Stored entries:
------------------------------
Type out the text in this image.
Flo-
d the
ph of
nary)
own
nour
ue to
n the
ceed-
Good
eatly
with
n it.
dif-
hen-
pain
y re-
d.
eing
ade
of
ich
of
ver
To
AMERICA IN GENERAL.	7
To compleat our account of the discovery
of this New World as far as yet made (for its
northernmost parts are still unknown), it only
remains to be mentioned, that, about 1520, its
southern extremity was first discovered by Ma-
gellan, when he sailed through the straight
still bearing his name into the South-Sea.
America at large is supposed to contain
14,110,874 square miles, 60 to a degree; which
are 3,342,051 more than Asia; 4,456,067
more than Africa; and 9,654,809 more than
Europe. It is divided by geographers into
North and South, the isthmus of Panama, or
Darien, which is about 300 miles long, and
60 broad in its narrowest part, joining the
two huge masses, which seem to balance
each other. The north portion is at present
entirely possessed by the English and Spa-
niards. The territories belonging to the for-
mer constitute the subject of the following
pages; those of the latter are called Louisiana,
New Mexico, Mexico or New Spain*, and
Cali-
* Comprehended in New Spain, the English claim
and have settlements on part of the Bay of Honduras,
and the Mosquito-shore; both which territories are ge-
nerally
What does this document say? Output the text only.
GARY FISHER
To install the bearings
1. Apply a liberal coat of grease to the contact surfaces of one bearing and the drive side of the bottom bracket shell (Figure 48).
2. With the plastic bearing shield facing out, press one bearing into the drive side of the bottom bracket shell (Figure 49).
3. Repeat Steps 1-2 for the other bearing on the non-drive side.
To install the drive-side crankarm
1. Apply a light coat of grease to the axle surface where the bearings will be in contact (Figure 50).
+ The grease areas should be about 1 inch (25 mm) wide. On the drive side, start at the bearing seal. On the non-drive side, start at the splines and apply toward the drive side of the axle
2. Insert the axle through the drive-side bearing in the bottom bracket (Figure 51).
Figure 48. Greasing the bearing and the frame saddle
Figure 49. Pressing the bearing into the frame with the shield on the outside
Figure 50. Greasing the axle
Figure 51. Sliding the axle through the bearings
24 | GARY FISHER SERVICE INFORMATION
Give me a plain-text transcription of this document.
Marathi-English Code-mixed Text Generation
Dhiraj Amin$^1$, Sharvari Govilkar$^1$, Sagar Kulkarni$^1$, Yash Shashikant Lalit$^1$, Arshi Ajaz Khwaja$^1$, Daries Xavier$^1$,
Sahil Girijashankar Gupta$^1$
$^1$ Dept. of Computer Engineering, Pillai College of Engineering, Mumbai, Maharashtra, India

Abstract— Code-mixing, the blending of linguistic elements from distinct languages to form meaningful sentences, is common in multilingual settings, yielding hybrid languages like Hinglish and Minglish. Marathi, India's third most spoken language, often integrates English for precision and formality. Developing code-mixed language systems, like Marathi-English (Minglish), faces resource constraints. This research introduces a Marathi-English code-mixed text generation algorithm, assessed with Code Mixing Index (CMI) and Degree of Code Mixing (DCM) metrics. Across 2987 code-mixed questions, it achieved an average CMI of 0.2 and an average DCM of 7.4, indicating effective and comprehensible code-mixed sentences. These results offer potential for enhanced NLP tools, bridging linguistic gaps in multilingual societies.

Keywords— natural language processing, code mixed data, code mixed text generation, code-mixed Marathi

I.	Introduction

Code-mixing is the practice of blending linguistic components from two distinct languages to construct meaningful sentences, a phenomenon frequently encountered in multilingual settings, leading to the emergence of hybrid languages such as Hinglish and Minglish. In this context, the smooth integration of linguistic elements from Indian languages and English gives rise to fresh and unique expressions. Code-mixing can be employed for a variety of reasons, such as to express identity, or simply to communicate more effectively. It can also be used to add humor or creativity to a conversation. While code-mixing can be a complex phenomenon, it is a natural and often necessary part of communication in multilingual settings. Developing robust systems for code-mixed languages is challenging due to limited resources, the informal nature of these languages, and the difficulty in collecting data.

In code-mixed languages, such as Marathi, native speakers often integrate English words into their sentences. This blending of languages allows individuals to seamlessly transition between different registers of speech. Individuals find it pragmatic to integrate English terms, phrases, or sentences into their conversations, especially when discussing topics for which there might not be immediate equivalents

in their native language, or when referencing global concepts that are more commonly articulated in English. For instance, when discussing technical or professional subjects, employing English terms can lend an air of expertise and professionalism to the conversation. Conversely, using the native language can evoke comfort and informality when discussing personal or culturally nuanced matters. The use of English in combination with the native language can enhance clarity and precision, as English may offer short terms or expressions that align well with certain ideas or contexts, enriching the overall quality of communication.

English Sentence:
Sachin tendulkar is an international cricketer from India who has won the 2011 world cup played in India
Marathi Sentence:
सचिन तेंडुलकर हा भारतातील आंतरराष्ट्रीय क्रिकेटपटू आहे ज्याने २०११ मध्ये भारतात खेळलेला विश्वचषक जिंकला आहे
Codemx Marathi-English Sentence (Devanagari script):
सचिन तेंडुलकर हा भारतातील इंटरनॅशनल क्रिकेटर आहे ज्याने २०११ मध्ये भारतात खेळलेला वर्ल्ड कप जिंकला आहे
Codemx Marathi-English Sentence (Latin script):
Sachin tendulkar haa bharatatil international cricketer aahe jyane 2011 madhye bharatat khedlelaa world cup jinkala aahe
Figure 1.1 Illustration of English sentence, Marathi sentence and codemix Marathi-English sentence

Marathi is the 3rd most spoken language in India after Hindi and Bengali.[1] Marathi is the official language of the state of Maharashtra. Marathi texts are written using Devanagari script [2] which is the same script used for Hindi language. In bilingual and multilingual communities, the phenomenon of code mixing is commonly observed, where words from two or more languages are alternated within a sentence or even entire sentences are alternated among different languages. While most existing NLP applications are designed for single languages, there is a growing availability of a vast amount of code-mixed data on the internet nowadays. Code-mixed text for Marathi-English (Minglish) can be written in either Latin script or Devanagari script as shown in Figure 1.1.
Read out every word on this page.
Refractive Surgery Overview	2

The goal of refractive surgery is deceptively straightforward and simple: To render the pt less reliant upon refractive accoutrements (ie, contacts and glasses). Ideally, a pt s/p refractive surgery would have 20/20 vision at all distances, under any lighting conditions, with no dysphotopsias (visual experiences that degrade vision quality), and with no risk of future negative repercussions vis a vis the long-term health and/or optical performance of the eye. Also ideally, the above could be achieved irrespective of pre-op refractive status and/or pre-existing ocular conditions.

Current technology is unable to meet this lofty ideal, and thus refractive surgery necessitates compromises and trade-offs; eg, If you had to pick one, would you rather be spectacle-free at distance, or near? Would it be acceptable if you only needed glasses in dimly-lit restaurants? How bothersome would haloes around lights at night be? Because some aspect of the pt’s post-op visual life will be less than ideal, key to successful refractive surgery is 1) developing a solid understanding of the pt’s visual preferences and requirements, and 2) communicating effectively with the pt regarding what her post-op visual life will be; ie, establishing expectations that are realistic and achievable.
------------------------------
• _Required work_
Across the preceding material, how many lines contain the word "bearings"? State the number alone.

• _Response_
3